=== Extracted text ===

Incarcerated person — San Vittore, Milan

We all go to mass — atheists, Muslims, evangelicals, Sinti. Not out of faith, out of convenience: forty-five minutes outside the cage. At the end, the priest says 'go in peace.' He actually says that.

Every Sunday morning, the far end of the wing — that strip of floor in front of the shelves lined with books — transforms into a church by proxy. The fluorescent light flickers like a nervous tic, shadows swaying across the spines of criminal law manuals with faded stamps and the laminated covers of romance novels expired since 1998. The altar is a prison-service desk, draped with a crocheted doily that has seen more spilled coffee than Hail Marys, two golden cups reflecting the grey of the ceiling, and a plastic plant that tries, without succeeding, to say "hope."

To the right, the chairs are the wooden stools from the casanza, carved with initials and glued so that, on impact, they fall apart before they crack a skull; to the left, the locked cell of someone so out of control he's kept in a cell alone, all day, every day. The whole thing looked almost like an installation.

We all go to mass. Not out of faith, out of convenience: forty-five minutes outside the cage are rarer than blue-sky days in here and serve the same purpose as a clean handkerchief when your nose is bleeding. So we all go: atheists like me, Muslims who pray for real elsewhere and here count the minutes, Indians who smile with downcast eyes, Turks with straight backs, Sinti with tattooed hands, evangelicals with pockets full of memorized verses. The majority of the wing is a procession of skeptics with an alibi. Mass is a pass: just don't make noise, make up the numbers, sit down.

===

To do ::
a. In the prison account, what serves as the altar during Sunday mass?
b. Return the passage of the prison account from "Incarcerated person —" up to and including "actually says that.".

=== Listed entries ===

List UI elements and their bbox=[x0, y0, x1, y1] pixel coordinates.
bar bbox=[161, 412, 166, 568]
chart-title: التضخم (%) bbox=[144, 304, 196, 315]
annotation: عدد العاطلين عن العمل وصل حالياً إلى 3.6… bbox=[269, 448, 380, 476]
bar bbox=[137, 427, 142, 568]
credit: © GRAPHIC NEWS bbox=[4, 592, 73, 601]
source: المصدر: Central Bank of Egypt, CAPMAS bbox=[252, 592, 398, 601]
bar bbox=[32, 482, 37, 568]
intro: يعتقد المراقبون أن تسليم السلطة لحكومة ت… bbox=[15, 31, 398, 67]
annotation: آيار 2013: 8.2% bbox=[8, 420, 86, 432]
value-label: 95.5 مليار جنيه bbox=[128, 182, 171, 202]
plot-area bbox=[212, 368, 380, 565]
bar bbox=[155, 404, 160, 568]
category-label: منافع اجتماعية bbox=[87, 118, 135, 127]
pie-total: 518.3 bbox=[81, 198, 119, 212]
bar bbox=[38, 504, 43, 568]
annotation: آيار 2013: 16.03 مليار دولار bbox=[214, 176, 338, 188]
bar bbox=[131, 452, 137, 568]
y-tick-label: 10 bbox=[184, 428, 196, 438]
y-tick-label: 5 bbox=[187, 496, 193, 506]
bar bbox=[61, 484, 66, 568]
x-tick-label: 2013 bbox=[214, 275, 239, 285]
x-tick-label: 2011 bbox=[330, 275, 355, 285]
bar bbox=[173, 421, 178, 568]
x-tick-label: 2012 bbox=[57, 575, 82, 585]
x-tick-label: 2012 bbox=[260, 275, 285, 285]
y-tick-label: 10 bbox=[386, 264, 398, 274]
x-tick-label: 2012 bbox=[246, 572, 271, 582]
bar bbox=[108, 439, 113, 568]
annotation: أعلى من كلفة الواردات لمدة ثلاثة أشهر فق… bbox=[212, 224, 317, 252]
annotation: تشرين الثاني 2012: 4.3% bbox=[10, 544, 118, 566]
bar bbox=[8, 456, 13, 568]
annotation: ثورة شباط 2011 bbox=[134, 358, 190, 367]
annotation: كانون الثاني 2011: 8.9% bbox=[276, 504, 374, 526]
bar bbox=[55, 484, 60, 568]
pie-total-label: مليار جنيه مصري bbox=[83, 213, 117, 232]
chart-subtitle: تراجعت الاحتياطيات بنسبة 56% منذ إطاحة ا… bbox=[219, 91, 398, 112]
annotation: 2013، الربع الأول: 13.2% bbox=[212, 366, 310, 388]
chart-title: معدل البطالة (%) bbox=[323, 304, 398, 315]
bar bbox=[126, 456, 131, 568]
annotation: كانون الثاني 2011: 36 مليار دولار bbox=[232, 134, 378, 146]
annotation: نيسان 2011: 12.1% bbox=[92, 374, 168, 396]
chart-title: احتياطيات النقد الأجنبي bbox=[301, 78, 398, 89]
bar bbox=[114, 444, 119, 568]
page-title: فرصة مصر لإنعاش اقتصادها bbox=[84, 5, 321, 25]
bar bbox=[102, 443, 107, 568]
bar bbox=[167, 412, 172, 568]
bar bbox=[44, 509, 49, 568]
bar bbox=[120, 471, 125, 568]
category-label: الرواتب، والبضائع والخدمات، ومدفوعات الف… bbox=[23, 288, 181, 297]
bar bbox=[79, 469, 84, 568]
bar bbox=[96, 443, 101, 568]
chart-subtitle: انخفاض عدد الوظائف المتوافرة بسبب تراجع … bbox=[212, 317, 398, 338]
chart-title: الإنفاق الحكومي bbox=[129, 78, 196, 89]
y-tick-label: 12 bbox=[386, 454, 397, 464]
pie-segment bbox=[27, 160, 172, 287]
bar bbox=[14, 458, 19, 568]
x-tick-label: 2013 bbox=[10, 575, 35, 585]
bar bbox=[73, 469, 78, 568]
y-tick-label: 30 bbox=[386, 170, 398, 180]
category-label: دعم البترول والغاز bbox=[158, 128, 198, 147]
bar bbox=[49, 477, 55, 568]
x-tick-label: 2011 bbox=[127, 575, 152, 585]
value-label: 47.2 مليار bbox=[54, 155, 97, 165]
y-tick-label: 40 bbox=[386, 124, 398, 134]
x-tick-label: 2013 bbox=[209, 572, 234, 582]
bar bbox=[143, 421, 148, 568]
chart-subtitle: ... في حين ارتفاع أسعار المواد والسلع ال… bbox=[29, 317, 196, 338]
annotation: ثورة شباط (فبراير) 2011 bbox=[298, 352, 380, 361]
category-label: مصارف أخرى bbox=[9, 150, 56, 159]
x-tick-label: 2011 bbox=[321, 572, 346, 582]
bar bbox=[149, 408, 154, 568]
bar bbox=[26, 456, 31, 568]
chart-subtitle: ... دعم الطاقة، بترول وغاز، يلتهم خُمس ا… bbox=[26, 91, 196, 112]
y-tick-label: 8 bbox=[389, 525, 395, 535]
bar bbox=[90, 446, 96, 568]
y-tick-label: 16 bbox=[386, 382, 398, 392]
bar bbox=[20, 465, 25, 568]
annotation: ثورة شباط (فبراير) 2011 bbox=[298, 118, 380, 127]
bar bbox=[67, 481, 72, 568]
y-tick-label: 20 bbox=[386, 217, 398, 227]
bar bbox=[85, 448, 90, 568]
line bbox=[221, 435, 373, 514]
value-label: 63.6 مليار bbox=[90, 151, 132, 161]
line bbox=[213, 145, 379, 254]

===

Correct answers ::
a. A prison-service desk draped with a crocheted doily.

b.
Incarcerated person — San Vittore, Milan

We all go to mass — atheists, Muslims, evangelicals, Sinti. Not out of faith, out of convenience: forty-five minutes outside the cage. At the end, the priest says 'go in peace.' He actually says that.